┌──

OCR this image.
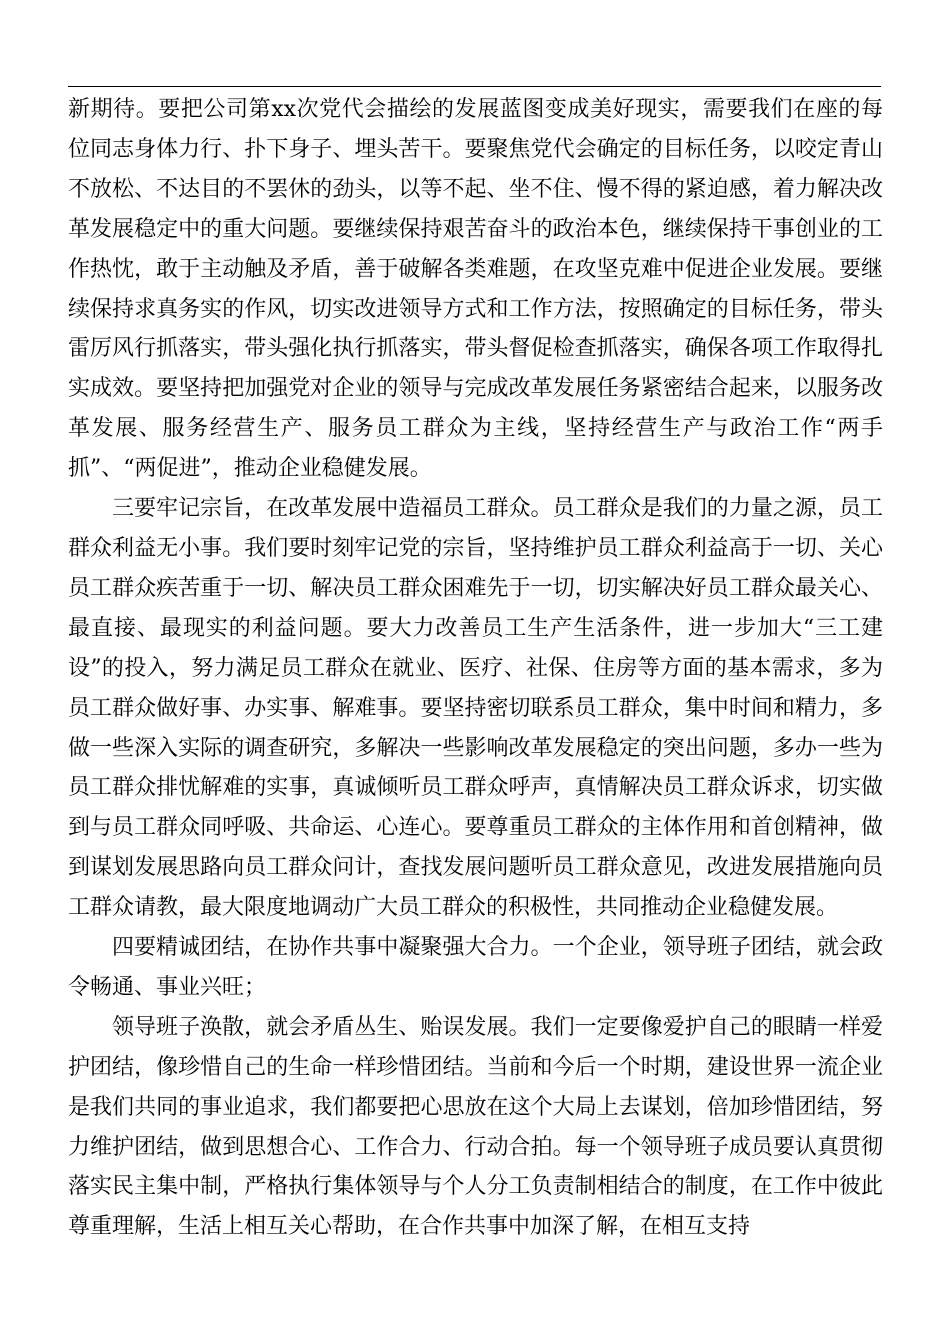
新期待。要把公司第xx次党代会描绘的发展蓝图变成美好现实，需要我们在座的每位同志身体力行、扑下身子、埋头苦干。要聚焦党代会确定的目标任务，以咬定青山不放松、不达目的不罢休的劲头，以等不起、坐不住、慢不得的紧迫感，着力解决改革发展稳定中的重大问题。要继续保持艰苦奋斗的政治本色，继续保持干事创业的工作热忱，敢于主动触及矛盾，善于破解各类难题，在攻坚克难中促进企业发展。要继续保持求真务实的作风，切实改进领导方式和工作方法，按照确定的目标任务，带头雷厉风行抓落实，带头强化执行抓落实，带头督促检查抓落实，确保各项工作取得扎实成效。要坚持把加强党对企业的领导与完成改革发展任务紧密结合起来，以服务改革发展、服务经营生产、服务员工群众为主线，坚持经营生产与政治工作“两手抓”、“两促进”，推动企业稳健发展。

三要牢记宗旨，在改革发展中造福员工群众。员工群众是我们的力量之源，员工群众利益无小事。我们要时刻牢记党的宗旨，坚持维护员工群众利益高于一切、关心员工群众疾苦重于一切、解决员工群众困难先于一切，切实解决好员工群众最关心、最直接、最现实的利益问题。要大力改善员工生产生活条件，进一步加大“三工建设”的投入，努力满足员工群众在就业、医疗、社保、住房等方面的基本需求，多为员工群众做好事、办实事、解难事。要坚持密切联系员工群众，集中时间和精力，多做一些深入实际的调查研究，多解决一些影响改革发展稳定的突出问题，多办一些为员工群众排忧解难的实事，真诚倾听员工群众呼声，真情解决员工群众诉求，切实做到与员工群众同呼吸、共命运、心连心。要尊重员工群众的主体作用和首创精神，做到谋划发展思路向员工群众问计，查找发展问题听员工群众意见，改进发展措施向员工群众请教，最大限度地调动广大员工群众的积极性，共同推动企业稳健发展。

四要精诚团结，在协作共事中凝聚强大合力。一个企业，领导班子团结，就会政令畅通、事业兴旺；

领导班子涣散，就会矛盾丛生、贻误发展。我们一定要像爱护自己的眼睛一样爱护团结，像珍惜自己的生命一样珍惜团结。当前和今后一个时期，建设世界一流企业是我们共同的事业追求，我们都要把心思放在这个大局上去谋划，倍加珍惜团结，努力维护团结，做到思想合心、工作合力、行动合拍。每一个领导班子成员要认真贯彻落实民主集中制，严格执行集体领导与个人分工负责制相结合的制度，在工作中彼此尊重理解，生活上相互关心帮助，在合作共事中加深了解，在相互支持
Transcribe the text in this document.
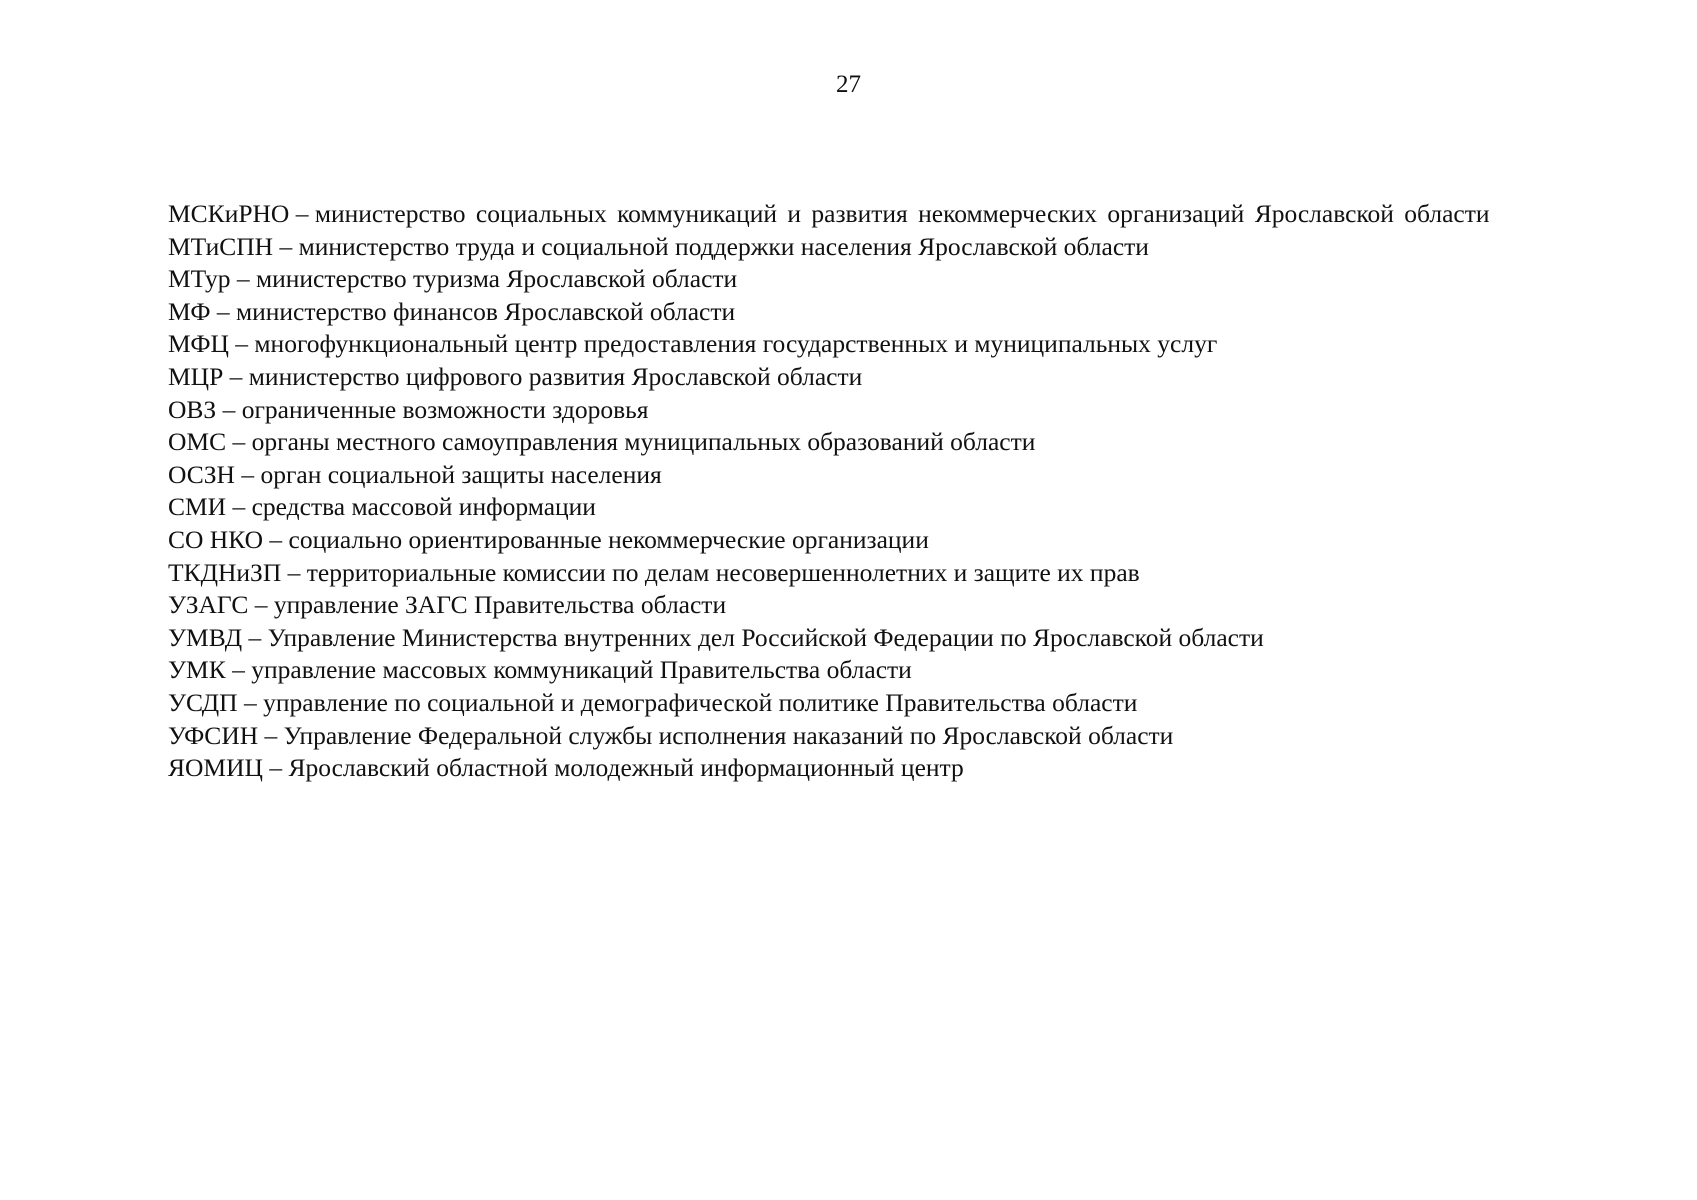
27
МСКиРНО – министерство социальных коммуникаций и развития некоммерческих организаций Ярославской области
МТиСПН – министерство труда и социальной поддержки населения Ярославской области
МТур – министерство туризма Ярославской области
МФ – министерство финансов Ярославской области
МФЦ – многофункциональный центр предоставления государственных и муниципальных услуг
МЦР – министерство цифрового развития Ярославской области
ОВЗ – ограниченные возможности здоровья
ОМС – органы местного самоуправления муниципальных образований области
ОСЗН – орган социальной защиты населения
СМИ – средства массовой информации
СО НКО – социально ориентированные некоммерческие организации
ТКДНиЗП – территориальные комиссии по делам несовершеннолетних и защите их прав
УЗАГС – управление ЗАГС Правительства области
УМВД – Управление Министерства внутренних дел Российской Федерации по Ярославской области
УМК – управление массовых коммуникаций Правительства области
УСДП – управление по социальной и демографической политике Правительства области
УФСИН – Управление Федеральной службы исполнения наказаний по Ярославской области
ЯОМИЦ – Ярославский областной молодежный информационный центр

└──

• [Direction]
From the listing above, return each line with the word "населения".

• [Full answer]
МТиСПН – министерство труда и социальной поддержки населения Ярославской области
ОСЗН – орган социальной защиты населения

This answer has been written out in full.